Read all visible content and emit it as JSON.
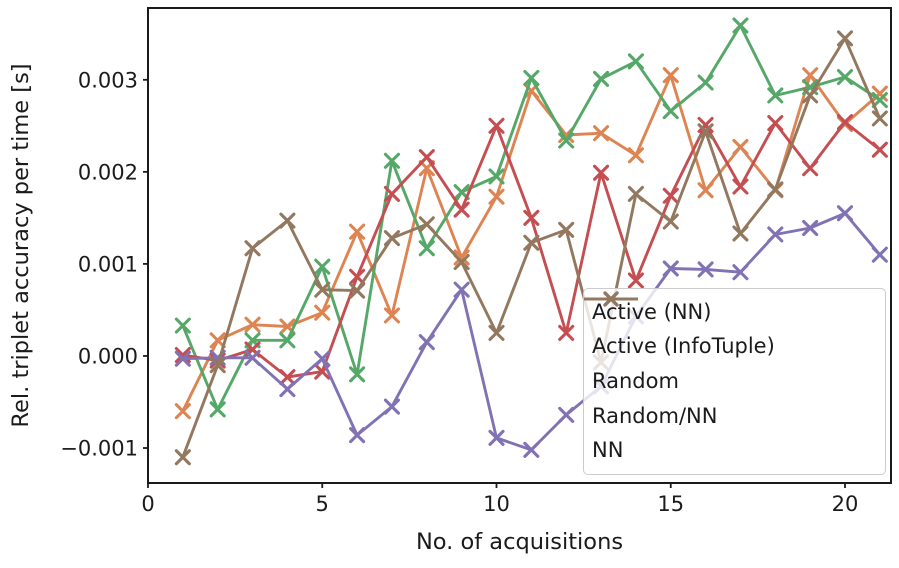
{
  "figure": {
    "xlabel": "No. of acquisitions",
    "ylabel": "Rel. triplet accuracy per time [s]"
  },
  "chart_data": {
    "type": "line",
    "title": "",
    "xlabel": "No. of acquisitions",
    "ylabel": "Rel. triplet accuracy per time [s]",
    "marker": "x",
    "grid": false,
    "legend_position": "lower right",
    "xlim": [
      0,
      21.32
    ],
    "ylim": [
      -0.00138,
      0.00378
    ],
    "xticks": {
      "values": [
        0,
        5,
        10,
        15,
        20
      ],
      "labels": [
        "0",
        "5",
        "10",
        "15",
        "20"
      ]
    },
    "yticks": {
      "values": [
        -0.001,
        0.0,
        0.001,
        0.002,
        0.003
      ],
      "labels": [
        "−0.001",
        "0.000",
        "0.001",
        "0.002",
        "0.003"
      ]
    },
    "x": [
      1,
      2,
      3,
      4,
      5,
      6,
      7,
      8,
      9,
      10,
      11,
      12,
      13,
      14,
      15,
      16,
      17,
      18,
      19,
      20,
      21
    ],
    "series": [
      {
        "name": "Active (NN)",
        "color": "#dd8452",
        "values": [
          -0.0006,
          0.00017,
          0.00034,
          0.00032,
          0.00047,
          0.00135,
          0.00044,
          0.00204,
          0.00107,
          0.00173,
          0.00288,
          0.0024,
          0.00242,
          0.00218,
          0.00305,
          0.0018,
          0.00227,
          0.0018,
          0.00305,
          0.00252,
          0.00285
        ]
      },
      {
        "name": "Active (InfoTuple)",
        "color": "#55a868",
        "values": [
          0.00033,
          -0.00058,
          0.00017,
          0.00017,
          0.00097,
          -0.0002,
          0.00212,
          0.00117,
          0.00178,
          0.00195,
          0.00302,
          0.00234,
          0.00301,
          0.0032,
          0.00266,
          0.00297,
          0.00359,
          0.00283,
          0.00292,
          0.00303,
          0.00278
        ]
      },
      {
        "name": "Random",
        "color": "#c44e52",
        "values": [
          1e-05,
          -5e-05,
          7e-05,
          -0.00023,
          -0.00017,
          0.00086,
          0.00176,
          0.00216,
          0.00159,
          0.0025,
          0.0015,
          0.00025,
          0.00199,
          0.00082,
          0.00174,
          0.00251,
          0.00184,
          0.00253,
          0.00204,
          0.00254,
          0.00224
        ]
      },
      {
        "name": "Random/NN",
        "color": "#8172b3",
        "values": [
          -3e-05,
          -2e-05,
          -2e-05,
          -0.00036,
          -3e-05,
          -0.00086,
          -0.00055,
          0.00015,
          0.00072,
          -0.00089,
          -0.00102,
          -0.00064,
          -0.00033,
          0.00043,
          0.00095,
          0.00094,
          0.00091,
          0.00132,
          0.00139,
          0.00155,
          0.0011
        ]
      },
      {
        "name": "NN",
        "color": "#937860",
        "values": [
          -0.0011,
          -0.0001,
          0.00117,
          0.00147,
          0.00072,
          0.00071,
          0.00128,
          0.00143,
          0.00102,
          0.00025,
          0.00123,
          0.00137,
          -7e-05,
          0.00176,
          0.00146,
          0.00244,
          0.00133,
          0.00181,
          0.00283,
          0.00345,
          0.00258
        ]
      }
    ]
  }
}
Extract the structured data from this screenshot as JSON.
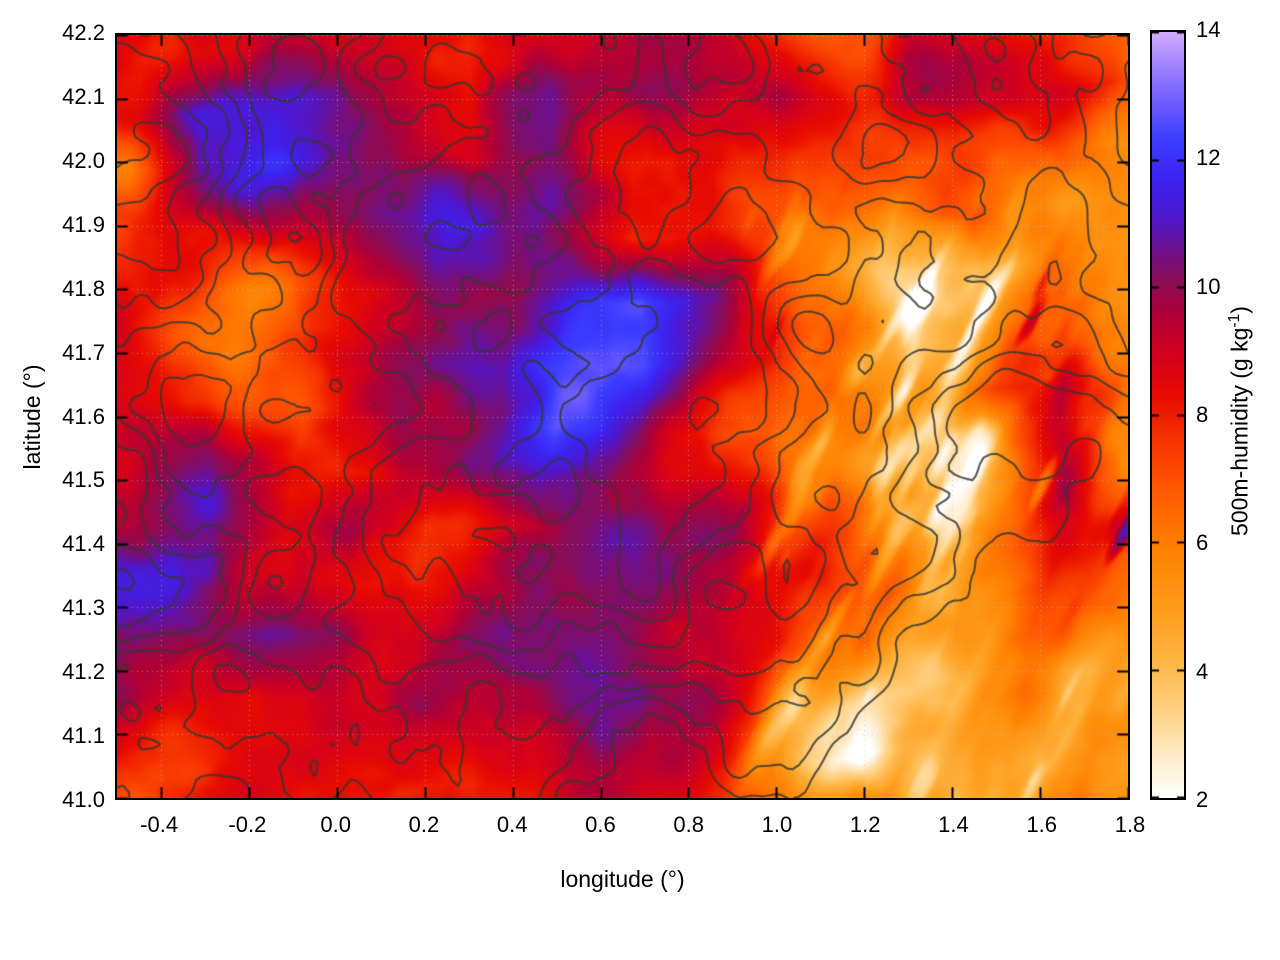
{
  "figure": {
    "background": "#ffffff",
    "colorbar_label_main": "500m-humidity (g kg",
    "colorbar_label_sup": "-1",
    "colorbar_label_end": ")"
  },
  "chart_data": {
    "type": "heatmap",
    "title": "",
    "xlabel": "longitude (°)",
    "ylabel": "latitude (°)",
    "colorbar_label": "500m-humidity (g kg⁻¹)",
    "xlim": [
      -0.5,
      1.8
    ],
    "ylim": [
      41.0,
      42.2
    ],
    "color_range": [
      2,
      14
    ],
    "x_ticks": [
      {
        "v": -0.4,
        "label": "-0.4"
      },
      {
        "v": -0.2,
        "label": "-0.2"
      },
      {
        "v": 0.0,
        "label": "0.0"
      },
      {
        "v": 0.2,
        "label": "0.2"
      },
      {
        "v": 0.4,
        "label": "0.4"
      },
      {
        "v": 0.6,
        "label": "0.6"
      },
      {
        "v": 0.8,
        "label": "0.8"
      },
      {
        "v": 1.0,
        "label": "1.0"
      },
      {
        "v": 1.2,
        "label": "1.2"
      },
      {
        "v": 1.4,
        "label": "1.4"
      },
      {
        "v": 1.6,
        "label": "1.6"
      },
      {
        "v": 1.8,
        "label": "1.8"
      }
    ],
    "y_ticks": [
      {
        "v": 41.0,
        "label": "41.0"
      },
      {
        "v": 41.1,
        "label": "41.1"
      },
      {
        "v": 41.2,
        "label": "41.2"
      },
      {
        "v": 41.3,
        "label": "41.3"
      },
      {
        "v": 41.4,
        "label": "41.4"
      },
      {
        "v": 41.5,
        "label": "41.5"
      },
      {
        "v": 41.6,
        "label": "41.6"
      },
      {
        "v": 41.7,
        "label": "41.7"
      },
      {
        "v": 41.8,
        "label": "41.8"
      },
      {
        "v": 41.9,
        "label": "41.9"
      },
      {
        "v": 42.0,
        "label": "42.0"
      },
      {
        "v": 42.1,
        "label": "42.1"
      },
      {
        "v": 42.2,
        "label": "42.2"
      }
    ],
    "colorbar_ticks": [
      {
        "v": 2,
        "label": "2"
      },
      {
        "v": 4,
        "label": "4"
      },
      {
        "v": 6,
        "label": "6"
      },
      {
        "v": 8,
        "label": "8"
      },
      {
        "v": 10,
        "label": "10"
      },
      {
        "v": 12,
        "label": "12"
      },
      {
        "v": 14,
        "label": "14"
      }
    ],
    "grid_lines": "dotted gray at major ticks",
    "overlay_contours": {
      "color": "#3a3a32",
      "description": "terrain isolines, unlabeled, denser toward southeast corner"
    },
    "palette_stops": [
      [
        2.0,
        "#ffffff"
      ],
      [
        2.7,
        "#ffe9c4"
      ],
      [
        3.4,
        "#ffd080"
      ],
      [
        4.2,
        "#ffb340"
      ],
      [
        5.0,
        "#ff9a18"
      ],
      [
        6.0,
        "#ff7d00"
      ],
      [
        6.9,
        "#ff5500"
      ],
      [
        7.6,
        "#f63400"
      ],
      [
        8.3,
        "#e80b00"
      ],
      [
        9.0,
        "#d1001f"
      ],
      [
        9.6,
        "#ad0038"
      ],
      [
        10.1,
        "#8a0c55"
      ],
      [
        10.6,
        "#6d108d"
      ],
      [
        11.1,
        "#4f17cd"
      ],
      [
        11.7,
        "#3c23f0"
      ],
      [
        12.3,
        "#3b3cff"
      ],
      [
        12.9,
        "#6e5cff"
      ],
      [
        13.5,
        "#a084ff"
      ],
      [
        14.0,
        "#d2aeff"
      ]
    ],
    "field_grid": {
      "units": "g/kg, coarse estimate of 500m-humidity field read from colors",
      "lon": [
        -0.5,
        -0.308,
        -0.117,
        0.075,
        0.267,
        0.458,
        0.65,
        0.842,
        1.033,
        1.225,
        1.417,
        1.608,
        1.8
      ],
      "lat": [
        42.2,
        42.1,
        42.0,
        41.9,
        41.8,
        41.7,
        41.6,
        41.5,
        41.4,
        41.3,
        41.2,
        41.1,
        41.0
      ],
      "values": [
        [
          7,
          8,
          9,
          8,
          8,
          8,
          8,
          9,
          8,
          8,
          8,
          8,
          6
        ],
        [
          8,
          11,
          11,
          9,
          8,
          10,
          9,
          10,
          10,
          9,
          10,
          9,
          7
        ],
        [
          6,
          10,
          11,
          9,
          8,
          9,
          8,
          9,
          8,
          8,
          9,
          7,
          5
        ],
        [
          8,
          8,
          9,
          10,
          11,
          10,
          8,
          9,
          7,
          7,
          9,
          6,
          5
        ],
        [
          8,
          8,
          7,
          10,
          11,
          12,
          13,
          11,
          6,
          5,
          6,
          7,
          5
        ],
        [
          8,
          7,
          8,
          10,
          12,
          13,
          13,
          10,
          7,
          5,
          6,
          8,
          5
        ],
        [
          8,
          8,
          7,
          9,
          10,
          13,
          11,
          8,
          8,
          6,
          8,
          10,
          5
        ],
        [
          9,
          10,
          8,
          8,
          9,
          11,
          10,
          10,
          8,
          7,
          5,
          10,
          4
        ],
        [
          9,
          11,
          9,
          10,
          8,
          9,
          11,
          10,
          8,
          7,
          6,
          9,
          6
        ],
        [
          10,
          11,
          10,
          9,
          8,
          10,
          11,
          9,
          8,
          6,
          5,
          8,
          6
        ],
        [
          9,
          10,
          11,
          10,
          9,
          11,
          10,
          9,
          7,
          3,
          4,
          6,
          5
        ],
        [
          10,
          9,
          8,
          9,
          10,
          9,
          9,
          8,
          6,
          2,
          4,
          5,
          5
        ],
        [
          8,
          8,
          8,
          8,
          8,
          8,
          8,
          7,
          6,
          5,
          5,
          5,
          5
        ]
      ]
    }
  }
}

○ ○ ○

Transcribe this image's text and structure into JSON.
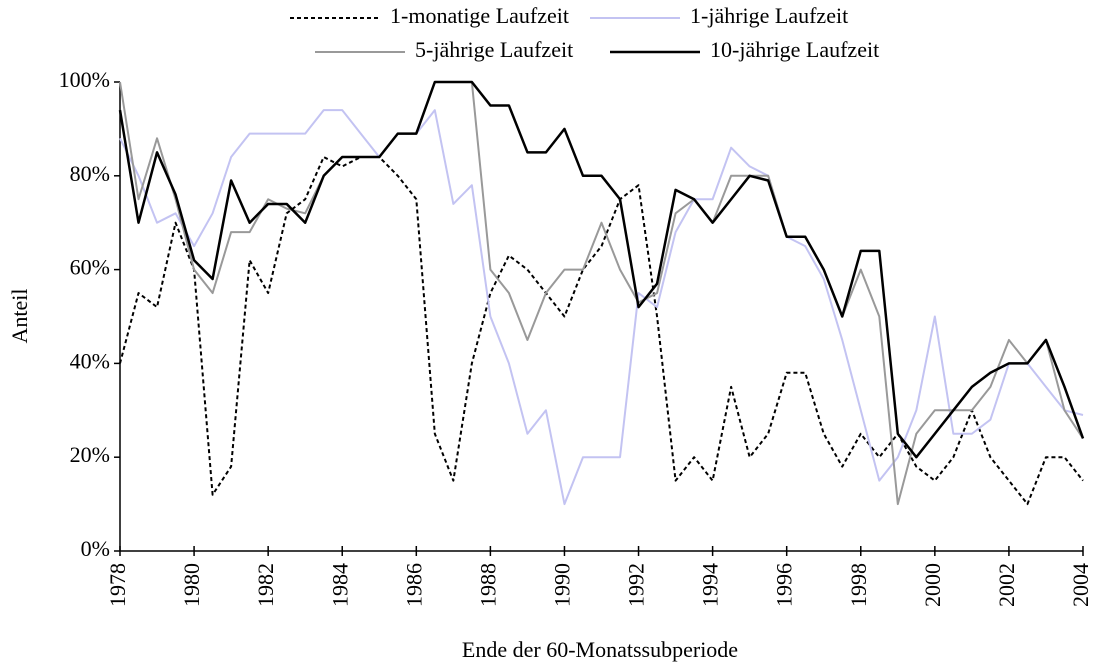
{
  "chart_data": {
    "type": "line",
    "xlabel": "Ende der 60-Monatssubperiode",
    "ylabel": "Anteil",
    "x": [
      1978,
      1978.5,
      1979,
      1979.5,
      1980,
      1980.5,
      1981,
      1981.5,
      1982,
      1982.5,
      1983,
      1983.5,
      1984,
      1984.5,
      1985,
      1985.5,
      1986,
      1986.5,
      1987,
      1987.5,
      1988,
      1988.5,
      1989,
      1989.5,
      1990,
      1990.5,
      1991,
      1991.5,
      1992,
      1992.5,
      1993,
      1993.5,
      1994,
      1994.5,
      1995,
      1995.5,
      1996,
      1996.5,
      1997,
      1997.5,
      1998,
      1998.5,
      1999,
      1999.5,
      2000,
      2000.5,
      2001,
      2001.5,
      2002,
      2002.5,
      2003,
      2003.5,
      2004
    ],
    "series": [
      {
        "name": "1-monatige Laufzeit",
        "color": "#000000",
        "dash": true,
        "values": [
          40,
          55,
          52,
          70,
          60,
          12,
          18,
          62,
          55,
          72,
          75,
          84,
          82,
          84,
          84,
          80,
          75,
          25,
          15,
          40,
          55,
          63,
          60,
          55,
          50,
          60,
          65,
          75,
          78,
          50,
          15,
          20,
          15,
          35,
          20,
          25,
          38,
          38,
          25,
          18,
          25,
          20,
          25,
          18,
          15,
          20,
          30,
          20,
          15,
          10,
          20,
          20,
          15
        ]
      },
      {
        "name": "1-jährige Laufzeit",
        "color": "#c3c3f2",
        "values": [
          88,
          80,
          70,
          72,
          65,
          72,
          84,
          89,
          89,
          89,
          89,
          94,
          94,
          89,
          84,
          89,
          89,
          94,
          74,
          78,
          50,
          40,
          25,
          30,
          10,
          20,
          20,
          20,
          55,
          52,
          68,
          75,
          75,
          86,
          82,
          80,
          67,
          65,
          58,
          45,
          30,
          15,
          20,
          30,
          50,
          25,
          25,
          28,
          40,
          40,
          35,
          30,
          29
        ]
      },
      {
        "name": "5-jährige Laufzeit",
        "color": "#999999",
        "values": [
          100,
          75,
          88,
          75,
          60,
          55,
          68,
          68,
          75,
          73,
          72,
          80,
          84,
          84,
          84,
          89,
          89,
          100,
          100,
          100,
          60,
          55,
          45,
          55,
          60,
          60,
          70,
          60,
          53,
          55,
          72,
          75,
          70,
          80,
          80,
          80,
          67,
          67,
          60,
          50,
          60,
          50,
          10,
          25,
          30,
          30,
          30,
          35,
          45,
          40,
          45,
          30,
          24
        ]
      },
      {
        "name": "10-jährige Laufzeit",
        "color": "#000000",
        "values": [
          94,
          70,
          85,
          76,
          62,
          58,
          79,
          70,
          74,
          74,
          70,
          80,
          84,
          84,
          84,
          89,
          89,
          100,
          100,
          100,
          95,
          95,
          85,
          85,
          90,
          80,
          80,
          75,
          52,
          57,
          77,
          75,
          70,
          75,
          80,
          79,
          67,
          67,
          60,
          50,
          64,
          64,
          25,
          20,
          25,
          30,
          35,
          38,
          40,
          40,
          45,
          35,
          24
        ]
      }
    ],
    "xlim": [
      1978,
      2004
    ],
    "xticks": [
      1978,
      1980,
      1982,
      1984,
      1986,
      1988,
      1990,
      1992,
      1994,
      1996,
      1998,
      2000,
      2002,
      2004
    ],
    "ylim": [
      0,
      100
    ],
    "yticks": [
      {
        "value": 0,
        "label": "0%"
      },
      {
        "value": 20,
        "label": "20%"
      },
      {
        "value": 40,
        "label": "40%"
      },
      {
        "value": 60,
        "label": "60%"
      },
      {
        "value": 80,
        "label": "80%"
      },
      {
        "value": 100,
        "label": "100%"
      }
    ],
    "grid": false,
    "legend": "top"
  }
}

○ ○ ○

▶ [Problem to work on]
Find each line in the records holding the string "from" and show it.

▶ [Solved problem]
Extract the structured data from this screenshot as JSON.
      "units": "g/kg, coarse estimate of 500m-humidity field read from colors",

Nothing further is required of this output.